## Instructions to follow:
The response must reproduce every record in full.
==================================================
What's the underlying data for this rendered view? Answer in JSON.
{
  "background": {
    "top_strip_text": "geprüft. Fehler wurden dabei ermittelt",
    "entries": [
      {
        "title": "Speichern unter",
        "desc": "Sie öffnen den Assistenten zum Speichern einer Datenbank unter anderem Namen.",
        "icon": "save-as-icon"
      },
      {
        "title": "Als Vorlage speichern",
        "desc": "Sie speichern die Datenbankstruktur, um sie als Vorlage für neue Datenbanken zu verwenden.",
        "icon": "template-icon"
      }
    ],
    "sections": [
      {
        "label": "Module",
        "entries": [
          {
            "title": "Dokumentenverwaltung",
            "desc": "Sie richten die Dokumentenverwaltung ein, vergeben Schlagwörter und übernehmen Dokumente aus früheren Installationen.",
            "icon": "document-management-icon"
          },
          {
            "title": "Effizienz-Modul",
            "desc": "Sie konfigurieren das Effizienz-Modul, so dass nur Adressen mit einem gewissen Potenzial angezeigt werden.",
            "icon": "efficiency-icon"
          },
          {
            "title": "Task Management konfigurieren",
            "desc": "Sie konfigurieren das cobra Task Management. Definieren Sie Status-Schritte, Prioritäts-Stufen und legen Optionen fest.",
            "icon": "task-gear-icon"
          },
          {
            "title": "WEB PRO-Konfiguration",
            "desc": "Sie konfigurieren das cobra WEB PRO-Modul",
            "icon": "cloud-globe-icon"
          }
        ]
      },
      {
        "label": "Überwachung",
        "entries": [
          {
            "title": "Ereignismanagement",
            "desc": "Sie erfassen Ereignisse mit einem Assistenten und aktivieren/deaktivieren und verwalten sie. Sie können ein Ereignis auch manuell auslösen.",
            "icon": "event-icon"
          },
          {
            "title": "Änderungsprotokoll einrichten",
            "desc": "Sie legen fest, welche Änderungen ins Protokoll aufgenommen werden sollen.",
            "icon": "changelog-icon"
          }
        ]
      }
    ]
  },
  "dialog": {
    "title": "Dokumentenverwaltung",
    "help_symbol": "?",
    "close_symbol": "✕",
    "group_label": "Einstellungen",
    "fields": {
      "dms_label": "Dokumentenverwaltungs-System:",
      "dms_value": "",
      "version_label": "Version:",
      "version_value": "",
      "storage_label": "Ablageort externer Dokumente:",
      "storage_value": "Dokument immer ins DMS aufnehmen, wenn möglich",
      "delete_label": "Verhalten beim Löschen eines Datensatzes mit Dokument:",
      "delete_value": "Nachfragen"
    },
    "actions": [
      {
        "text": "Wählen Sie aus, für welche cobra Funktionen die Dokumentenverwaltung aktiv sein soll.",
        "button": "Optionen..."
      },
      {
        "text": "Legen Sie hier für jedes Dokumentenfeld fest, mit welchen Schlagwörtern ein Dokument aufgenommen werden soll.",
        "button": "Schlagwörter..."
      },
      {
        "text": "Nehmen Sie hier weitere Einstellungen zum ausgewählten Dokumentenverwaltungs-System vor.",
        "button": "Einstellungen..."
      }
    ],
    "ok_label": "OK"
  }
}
==================================================
## Exercise answer:
What's the underlying data for this rendered view? Answer in JSON.
{
  "background": {
    "top_strip_text": "geprüft. Fehler wurden dabei ermittelt",
    "entries": [
      {
        "title": "Speichern unter",
        "desc": "Sie öffnen den Assistenten zum Speichern einer Datenbank unter anderem Namen.",
        "icon": "save-as-icon"
      },
      {
        "title": "Als Vorlage speichern",
        "desc": "Sie speichern die Datenbankstruktur, um sie als Vorlage für neue Datenbanken zu verwenden.",
        "icon": "template-icon"
      }
    ],
    "sections": [
      {
        "label": "Module",
        "entries": [
          {
            "title": "Dokumentenverwaltung",
            "desc": "Sie richten die Dokumentenverwaltung ein, vergeben Schlagwörter und übernehmen Dokumente aus früheren Installationen.",
            "icon": "document-management-icon"
          },
          {
            "title": "Effizienz-Modul",
            "desc": "Sie konfigurieren das Effizienz-Modul, so dass nur Adressen mit einem gewissen Potenzial angezeigt werden.",
            "icon": "efficiency-icon"
          },
          {
            "title": "Task Management konfigurieren",
            "desc": "Sie konfigurieren das cobra Task Management. Definieren Sie Status-Schritte, Prioritäts-Stufen und legen Optionen fest.",
            "icon": "task-gear-icon"
          },
          {
            "title": "WEB PRO-Konfiguration",
            "desc": "Sie konfigurieren das cobra WEB PRO-Modul",
            "icon": "cloud-globe-icon"
          }
        ]
      },
      {
        "label": "Überwachung",
        "entries": [
          {
            "title": "Ereignismanagement",
            "desc": "Sie erfassen Ereignisse mit einem Assistenten und aktivieren/deaktivieren und verwalten sie. Sie können ein Ereignis auch manuell auslösen.",
            "icon": "event-icon"
          },
          {
            "title": "Änderungsprotokoll einrichten",
            "desc": "Sie legen fest, welche Änderungen ins Protokoll aufgenommen werden sollen.",
            "icon": "changelog-icon"
          }
        ]
      }
    ]
  },
  "dialog": {
    "title": "Dokumentenverwaltung",
    "help_symbol": "?",
    "close_symbol": "✕",
    "group_label": "Einstellungen",
    "fields": {
      "dms_label": "Dokumentenverwaltungs-System:",
      "dms_value": "",
      "version_label": "Version:",
      "version_value": "",
      "storage_label": "Ablageort externer Dokumente:",
      "storage_value": "Dokument immer ins DMS aufnehmen, wenn möglich",
      "delete_label": "Verhalten beim Löschen eines Datensatzes mit Dokument:",
      "delete_value": "Nachfragen"
    },
    "actions": [
      {
        "text": "Wählen Sie aus, für welche cobra Funktionen die Dokumentenverwaltung aktiv sein soll.",
        "button": "Optionen..."
      },
      {
        "text": "Legen Sie hier für jedes Dokumentenfeld fest, mit welchen Schlagwörtern ein Dokument aufgenommen werden soll.",
        "button": "Schlagwörter..."
      },
      {
        "text": "Nehmen Sie hier weitere Einstellungen zum ausgewählten Dokumentenverwaltungs-System vor.",
        "button": "Einstellungen..."
      }
    ],
    "ok_label": "OK"
  }
}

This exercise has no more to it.